▸ **TASK DIRECTIONS**
Leave out the pictures and reproduce all of the data exactly.

— Start EXERCISE MATERIALS —

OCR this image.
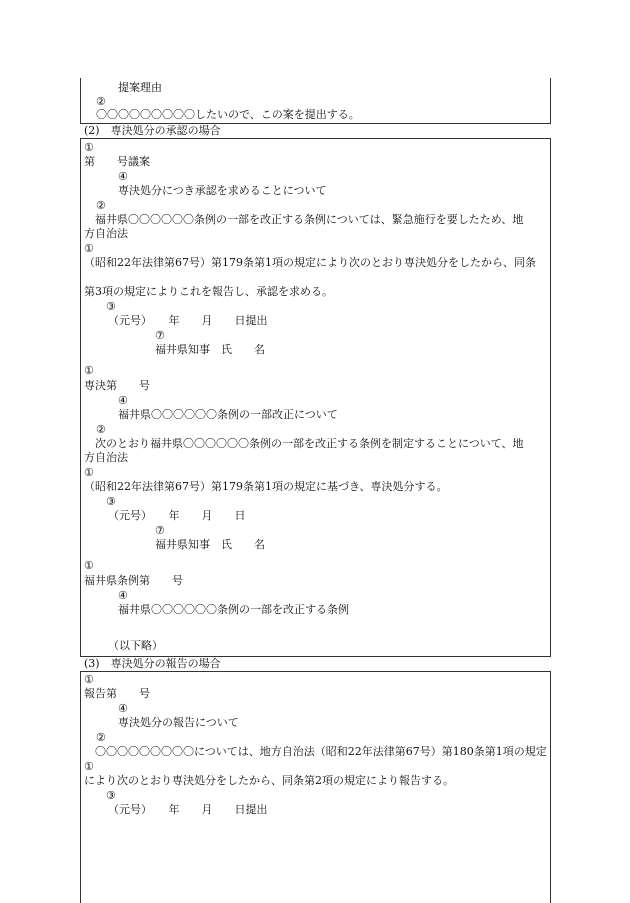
提案理由
②
〇〇〇〇〇〇〇〇〇したいので、この案を提出する。
(2)　専決処分の承認の場合
①
第　　号議案
④
専決処分につき承認を求めることについて
②
　福井県〇〇〇〇〇〇条例の一部を改正する条例については、緊急施行を要したため、地
方自治法
①
（昭和22年法律第67号）第179条第1項の規定により次のとおり専決処分をしたから、同条
第3項の規定によりこれを報告し、承認を求める。
③
（元号）　　年　　月　　日提出
⑦
福井県知事　氏　　名
①
専決第　　号
④
福井県〇〇〇〇〇〇条例の一部改正について
②
　次のとおり福井県〇〇〇〇〇〇条例の一部を改正する条例を制定することについて、地
方自治法
①
（昭和22年法律第67号）第179条第1項の規定に基づき、専決処分する。
③
（元号）　　年　　月　　日
⑦
福井県知事　氏　　名
①
福井県条例第　　号
④
福井県〇〇〇〇〇〇条例の一部を改正する条例
（以下略）
(3)　専決処分の報告の場合
①
報告第　　号
④
専決処分の報告について
②
　〇〇〇〇〇〇〇〇〇については、地方自治法（昭和22年法律第67号）第180条第1項の規定
①
により次のとおり専決処分をしたから、同条第2項の規定により報告する。
③
（元号）　　年　　月　　日提出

— End EXERCISE MATERIALS —

▸ **SOLVED PROBLEM**
OCR this image.
提案理由
②
〇〇〇〇〇〇〇〇〇したいので、この案を提出する。
(2)　専決処分の承認の場合
①
第　　号議案
④
専決処分につき承認を求めることについて
②
　福井県〇〇〇〇〇〇条例の一部を改正する条例については、緊急施行を要したため、地
方自治法
①
（昭和22年法律第67号）第179条第1項の規定により次のとおり専決処分をしたから、同条
第3項の規定によりこれを報告し、承認を求める。
③
（元号）　　年　　月　　日提出
⑦
福井県知事　氏　　名
①
専決第　　号
④
福井県〇〇〇〇〇〇条例の一部改正について
②
　次のとおり福井県〇〇〇〇〇〇条例の一部を改正する条例を制定することについて、地
方自治法
①
（昭和22年法律第67号）第179条第1項の規定に基づき、専決処分する。
③
（元号）　　年　　月　　日
⑦
福井県知事　氏　　名
①
福井県条例第　　号
④
福井県〇〇〇〇〇〇条例の一部を改正する条例
（以下略）
(3)　専決処分の報告の場合
①
報告第　　号
④
専決処分の報告について
②
　〇〇〇〇〇〇〇〇〇については、地方自治法（昭和22年法律第67号）第180条第1項の規定
①
により次のとおり専決処分をしたから、同条第2項の規定により報告する。
③
（元号）　　年　　月　　日提出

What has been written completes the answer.